- **Written exercise**: Write only the number of lines holding the string "ylabel".

Data entries for graphics:
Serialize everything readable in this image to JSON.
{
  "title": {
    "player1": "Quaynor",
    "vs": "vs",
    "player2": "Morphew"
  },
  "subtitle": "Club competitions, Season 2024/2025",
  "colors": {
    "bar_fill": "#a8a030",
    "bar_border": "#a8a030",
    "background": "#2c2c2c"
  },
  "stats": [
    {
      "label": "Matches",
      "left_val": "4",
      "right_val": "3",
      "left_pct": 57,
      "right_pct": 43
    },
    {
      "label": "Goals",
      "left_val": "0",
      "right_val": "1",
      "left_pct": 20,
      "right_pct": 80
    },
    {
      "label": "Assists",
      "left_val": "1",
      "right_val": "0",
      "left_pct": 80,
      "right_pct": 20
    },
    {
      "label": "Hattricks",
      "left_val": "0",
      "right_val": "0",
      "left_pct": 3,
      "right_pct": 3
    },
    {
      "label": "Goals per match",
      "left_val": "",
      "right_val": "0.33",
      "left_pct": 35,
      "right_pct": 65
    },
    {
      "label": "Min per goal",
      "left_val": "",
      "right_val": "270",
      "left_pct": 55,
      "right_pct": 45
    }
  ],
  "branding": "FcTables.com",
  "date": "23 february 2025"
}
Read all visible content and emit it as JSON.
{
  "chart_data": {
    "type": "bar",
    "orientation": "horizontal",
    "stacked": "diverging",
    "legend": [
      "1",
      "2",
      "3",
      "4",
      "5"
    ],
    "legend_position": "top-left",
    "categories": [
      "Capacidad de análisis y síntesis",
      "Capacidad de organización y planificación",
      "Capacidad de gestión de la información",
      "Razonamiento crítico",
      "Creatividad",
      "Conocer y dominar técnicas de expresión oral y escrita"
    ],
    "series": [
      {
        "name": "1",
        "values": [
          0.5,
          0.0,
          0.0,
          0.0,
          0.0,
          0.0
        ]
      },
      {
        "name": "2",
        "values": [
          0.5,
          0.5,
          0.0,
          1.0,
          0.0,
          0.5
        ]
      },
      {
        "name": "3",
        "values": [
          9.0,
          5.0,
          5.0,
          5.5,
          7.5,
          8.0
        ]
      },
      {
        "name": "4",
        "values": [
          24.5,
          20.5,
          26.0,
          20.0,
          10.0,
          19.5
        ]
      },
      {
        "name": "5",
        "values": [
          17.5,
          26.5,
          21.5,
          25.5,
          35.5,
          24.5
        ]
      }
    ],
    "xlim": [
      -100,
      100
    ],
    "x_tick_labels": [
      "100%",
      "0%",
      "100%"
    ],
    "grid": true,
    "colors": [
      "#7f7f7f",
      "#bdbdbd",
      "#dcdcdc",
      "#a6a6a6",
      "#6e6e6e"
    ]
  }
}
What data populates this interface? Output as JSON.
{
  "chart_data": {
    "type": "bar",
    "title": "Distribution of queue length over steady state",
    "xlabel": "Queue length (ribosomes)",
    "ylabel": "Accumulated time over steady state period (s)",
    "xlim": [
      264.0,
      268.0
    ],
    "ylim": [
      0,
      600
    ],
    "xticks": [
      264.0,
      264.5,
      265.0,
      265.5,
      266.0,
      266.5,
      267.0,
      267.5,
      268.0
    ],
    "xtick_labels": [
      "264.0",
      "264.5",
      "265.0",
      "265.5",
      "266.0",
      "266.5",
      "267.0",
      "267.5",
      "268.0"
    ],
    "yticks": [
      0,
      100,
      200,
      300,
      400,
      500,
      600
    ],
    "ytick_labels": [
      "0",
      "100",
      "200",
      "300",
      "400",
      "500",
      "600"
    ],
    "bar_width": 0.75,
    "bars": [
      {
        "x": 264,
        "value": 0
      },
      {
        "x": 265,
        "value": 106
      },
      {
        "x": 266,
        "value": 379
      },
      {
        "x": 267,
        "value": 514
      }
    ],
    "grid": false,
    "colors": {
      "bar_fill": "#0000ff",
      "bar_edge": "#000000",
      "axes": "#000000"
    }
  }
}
...
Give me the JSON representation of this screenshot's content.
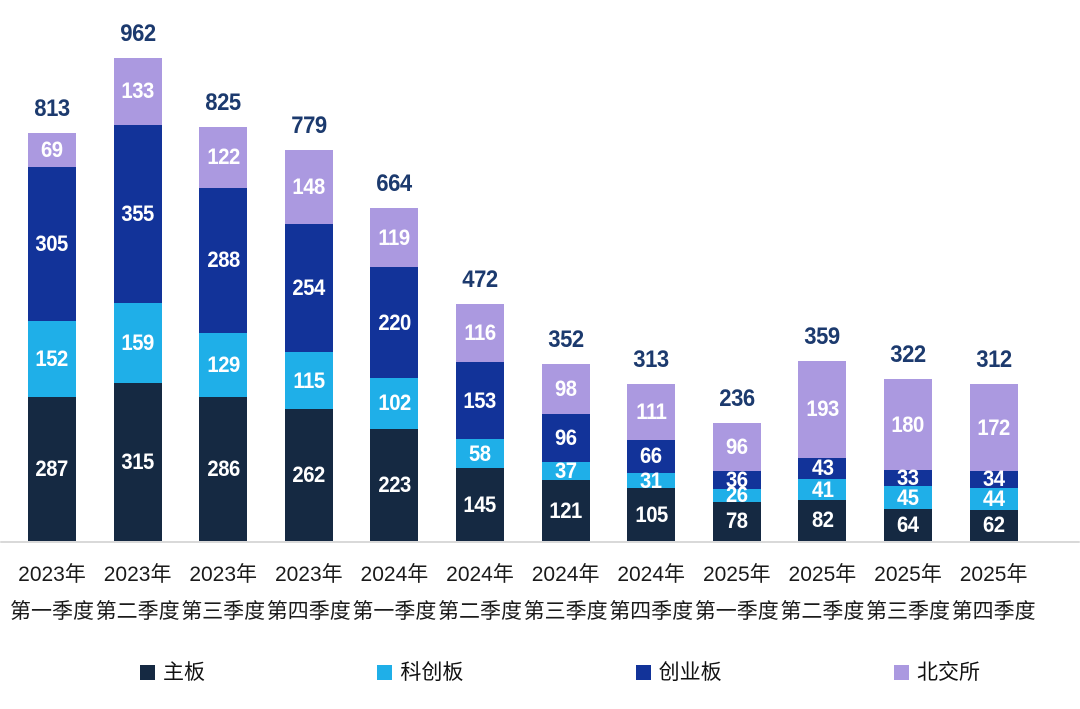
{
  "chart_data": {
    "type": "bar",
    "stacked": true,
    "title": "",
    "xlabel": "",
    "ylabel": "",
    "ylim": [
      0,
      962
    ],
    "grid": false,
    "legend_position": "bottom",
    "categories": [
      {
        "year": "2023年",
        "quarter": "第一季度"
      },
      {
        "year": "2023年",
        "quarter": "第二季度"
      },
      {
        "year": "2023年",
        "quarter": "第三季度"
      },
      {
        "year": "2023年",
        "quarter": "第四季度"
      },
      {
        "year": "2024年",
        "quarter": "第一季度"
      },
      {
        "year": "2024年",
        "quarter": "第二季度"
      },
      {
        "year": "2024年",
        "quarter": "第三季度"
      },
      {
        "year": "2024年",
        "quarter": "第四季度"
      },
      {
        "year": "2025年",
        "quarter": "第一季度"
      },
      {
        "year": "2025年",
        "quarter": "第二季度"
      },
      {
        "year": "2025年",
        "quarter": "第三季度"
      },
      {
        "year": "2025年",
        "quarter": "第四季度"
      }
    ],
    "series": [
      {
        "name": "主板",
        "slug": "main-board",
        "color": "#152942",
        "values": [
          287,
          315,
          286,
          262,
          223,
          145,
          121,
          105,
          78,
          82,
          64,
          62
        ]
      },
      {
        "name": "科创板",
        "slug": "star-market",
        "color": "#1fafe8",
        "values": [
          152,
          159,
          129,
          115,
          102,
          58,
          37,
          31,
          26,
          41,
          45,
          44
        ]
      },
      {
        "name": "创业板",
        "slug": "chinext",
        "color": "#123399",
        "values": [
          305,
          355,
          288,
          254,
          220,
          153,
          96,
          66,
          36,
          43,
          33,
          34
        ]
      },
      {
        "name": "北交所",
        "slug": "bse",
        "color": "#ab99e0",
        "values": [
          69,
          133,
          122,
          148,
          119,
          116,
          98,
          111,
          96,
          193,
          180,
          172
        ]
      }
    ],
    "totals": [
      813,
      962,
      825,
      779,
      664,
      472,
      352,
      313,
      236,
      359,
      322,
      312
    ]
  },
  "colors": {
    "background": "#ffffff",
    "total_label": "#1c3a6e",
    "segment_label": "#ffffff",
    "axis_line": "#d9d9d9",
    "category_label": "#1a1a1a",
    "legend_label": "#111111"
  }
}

- **The response**: 2